Reproduce every entry below precisely. Pictures are excluded from the copy.

---------------

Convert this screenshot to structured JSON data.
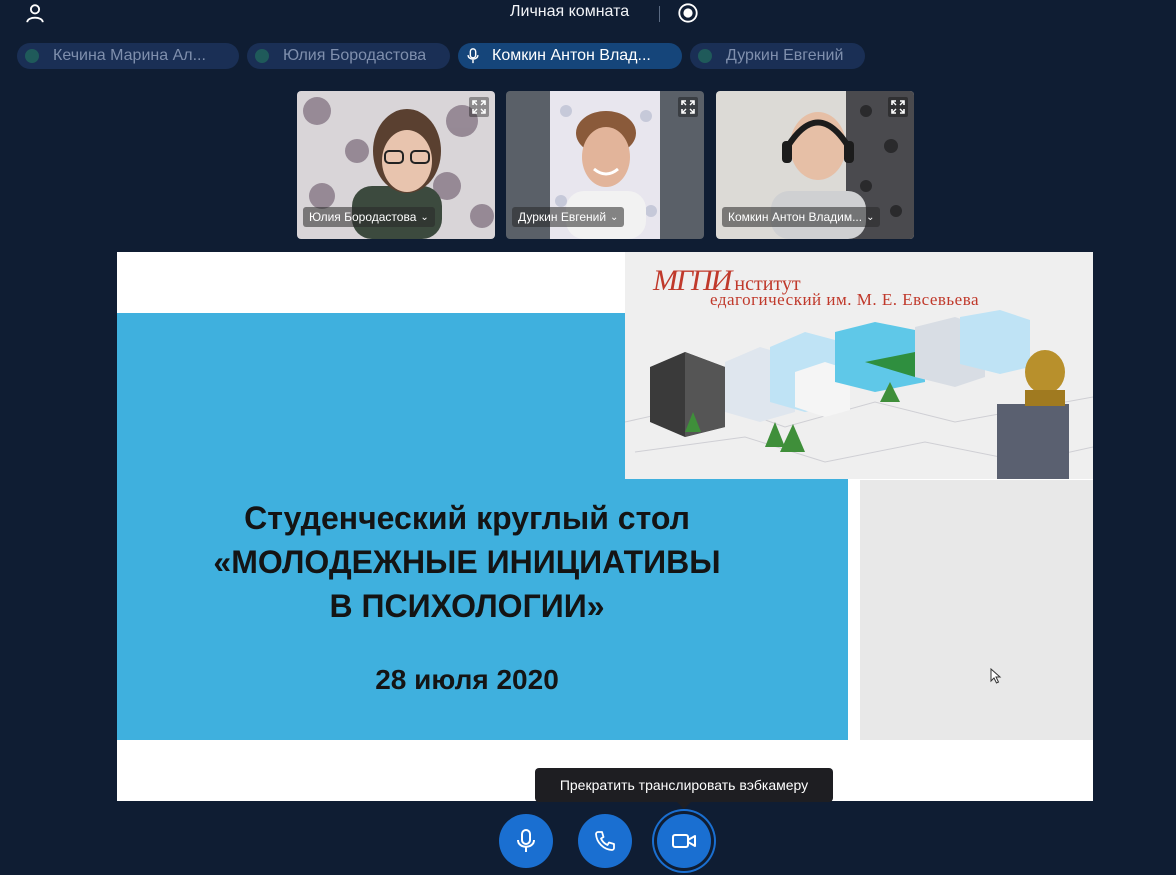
{
  "header": {
    "room_title": "Личная комната",
    "icons": [
      "user-icon",
      "record-icon"
    ]
  },
  "participants": [
    {
      "name": "Кечина Марина Ал...",
      "active": false
    },
    {
      "name": "Юлия Бородастова",
      "active": false
    },
    {
      "name": "Комкин Антон Влад...",
      "active": true
    },
    {
      "name": "Дуркин Евгений",
      "active": false
    }
  ],
  "tiles": [
    {
      "label": "Юлия Бородастова"
    },
    {
      "label": "Дуркин Евгений"
    },
    {
      "label": "Комкин Антон Владим..."
    }
  ],
  "slide": {
    "logo_mark": "МГПИ",
    "logo_line1": "нститут",
    "logo_line2": "едагогический им. М. Е. Евсевьева",
    "title_line1": "Студенческий круглый стол",
    "title_line2": "«МОЛОДЕЖНЫЕ ИНИЦИАТИВЫ",
    "title_line3": "В ПСИХОЛОГИИ»",
    "date": "28 июля 2020"
  },
  "controls": {
    "tooltip": "Прекратить транслировать вэбкамеру",
    "buttons": [
      "microphone-icon",
      "phone-icon",
      "camera-icon"
    ]
  },
  "colors": {
    "background": "#0f1d33",
    "accent": "#1a6fd1",
    "slide_blue": "#3fb0de"
  }
}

---------------

* **EXERCISE RESULT**
Convert this screenshot to structured JSON data.
{
  "header": {
    "room_title": "Личная комната",
    "icons": [
      "user-icon",
      "record-icon"
    ]
  },
  "participants": [
    {
      "name": "Кечина Марина Ал...",
      "active": false
    },
    {
      "name": "Юлия Бородастова",
      "active": false
    },
    {
      "name": "Комкин Антон Влад...",
      "active": true
    },
    {
      "name": "Дуркин Евгений",
      "active": false
    }
  ],
  "tiles": [
    {
      "label": "Юлия Бородастова"
    },
    {
      "label": "Дуркин Евгений"
    },
    {
      "label": "Комкин Антон Владим..."
    }
  ],
  "slide": {
    "logo_mark": "МГПИ",
    "logo_line1": "нститут",
    "logo_line2": "едагогический им. М. Е. Евсевьева",
    "title_line1": "Студенческий круглый стол",
    "title_line2": "«МОЛОДЕЖНЫЕ ИНИЦИАТИВЫ",
    "title_line3": "В ПСИХОЛОГИИ»",
    "date": "28 июля 2020"
  },
  "controls": {
    "tooltip": "Прекратить транслировать вэбкамеру",
    "buttons": [
      "microphone-icon",
      "phone-icon",
      "camera-icon"
    ]
  },
  "colors": {
    "background": "#0f1d33",
    "accent": "#1a6fd1",
    "slide_blue": "#3fb0de"
  }
}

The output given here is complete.